(Entries from a dataset)
• • • • •
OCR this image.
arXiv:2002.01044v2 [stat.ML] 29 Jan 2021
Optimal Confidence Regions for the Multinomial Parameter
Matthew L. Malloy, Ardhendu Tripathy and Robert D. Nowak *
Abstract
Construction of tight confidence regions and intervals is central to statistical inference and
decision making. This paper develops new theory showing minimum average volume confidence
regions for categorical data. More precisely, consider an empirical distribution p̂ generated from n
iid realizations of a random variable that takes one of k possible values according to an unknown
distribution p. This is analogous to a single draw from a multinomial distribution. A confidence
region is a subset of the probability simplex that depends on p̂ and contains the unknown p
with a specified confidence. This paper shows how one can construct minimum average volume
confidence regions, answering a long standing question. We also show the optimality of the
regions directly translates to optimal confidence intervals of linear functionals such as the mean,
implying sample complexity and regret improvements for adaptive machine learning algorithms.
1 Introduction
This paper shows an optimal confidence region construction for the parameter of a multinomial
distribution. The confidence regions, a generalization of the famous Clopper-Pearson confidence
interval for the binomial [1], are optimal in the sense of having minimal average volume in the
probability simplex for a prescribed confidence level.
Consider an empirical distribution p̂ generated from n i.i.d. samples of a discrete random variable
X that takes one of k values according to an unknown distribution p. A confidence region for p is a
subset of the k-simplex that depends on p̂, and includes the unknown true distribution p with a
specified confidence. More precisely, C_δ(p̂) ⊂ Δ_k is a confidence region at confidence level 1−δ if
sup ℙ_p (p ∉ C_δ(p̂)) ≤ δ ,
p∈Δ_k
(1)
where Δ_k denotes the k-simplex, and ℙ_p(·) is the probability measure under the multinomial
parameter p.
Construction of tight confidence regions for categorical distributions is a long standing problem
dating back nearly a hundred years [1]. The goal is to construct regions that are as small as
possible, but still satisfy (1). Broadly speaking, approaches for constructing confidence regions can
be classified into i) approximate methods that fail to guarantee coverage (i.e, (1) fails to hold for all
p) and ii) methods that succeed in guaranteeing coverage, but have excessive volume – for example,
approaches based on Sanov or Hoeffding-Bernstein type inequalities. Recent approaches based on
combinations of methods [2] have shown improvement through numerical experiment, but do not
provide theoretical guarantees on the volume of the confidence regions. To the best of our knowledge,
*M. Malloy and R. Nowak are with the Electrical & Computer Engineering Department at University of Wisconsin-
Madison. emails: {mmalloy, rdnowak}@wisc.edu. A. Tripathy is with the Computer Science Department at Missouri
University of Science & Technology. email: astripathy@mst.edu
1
• • • • •
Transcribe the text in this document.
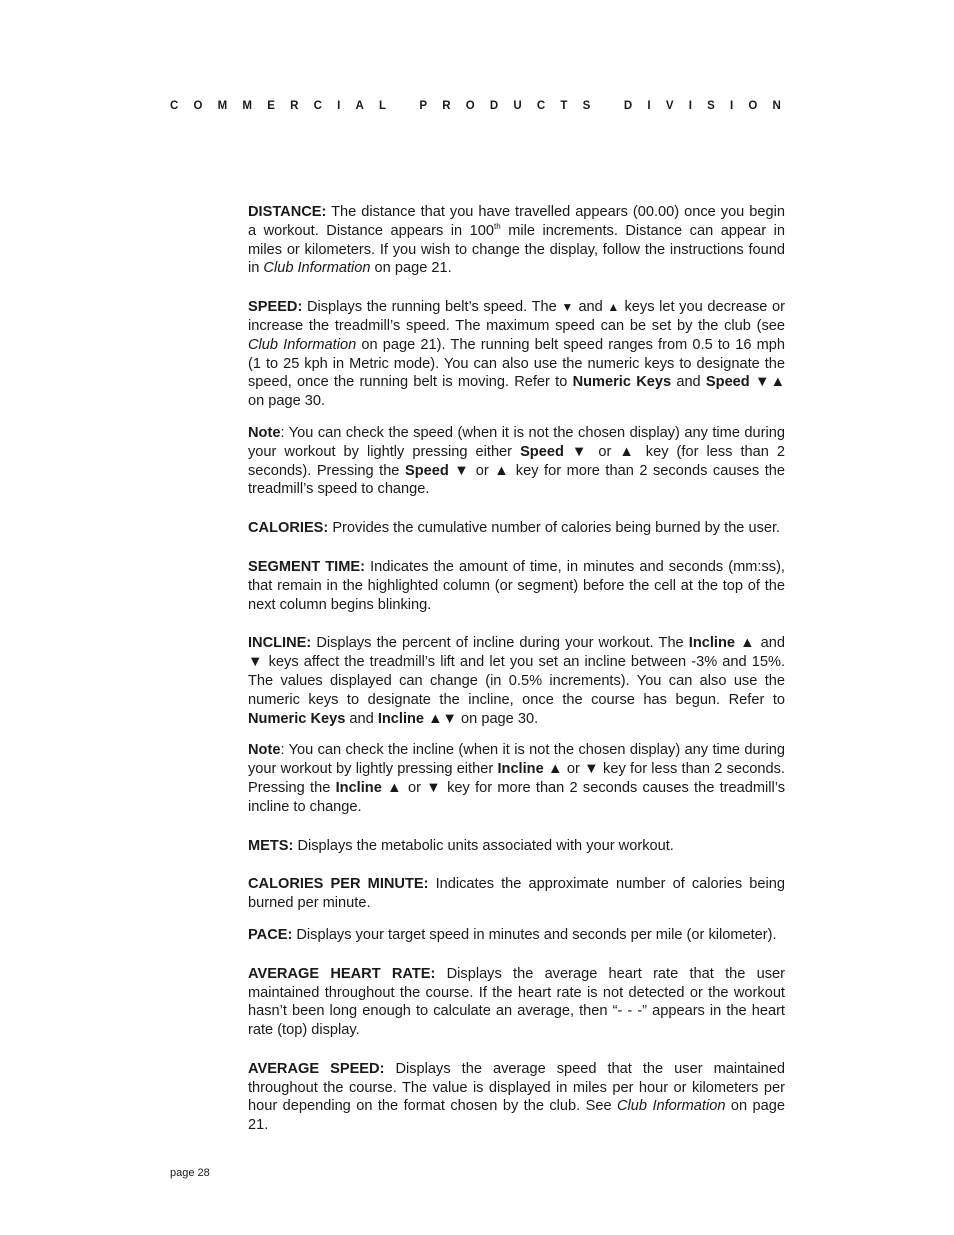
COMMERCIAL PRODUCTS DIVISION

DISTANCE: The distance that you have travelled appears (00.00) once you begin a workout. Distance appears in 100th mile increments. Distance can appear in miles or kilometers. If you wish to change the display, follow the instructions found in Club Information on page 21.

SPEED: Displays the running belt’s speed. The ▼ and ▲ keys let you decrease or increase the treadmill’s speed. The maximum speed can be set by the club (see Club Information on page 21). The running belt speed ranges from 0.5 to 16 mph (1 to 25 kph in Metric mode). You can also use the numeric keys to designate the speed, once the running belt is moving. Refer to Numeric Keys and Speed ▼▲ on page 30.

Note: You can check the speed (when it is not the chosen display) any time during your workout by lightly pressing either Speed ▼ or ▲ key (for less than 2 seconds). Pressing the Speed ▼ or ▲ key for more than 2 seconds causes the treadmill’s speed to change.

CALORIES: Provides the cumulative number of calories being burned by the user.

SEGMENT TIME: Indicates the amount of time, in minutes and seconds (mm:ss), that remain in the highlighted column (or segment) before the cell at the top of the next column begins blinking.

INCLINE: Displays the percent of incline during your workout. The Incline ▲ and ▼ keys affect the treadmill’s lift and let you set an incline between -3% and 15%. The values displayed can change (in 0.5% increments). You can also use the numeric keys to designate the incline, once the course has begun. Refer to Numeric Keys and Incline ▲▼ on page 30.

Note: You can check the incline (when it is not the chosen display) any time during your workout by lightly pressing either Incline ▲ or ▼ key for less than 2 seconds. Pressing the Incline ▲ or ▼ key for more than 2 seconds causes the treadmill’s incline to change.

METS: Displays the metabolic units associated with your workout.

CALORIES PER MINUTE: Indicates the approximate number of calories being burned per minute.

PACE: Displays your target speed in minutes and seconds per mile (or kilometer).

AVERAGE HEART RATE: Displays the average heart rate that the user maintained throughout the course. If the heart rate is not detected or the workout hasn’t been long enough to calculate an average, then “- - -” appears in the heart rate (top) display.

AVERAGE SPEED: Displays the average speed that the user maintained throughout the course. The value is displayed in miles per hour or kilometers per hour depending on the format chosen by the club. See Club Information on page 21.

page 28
• • • • •
Sift through the entries and copy every line with "change".

- **Full solution**:
DISTANCE: The distance that you have travelled appears (00.00) once you begin a workout. Distance appears in 100th mile increments. Distance can appear in miles or kilometers. If you wish to change the display, follow the instructions found in Club Information on page 21.
Note: You can check the speed (when it is not the chosen display) any time during your workout by lightly pressing either Speed ▼ or ▲ key (for less than 2 seconds). Pressing the Speed ▼ or ▲ key for more than 2 seconds causes the treadmill’s speed to change.
INCLINE: Displays the percent of incline during your workout. The Incline ▲ and ▼ keys affect the treadmill’s lift and let you set an incline between -3% and 15%. The values displayed can change (in 0.5% increments). You can also use the numeric keys to designate the incline, once the course has begun. Refer to Numeric Keys and Incline ▲▼ on page 30.
Note: You can check the incline (when it is not the chosen display) any time during your workout by lightly pressing either Incline ▲ or ▼ key for less than 2 seconds. Pressing the Incline ▲ or ▼ key for more than 2 seconds causes the treadmill’s incline to change.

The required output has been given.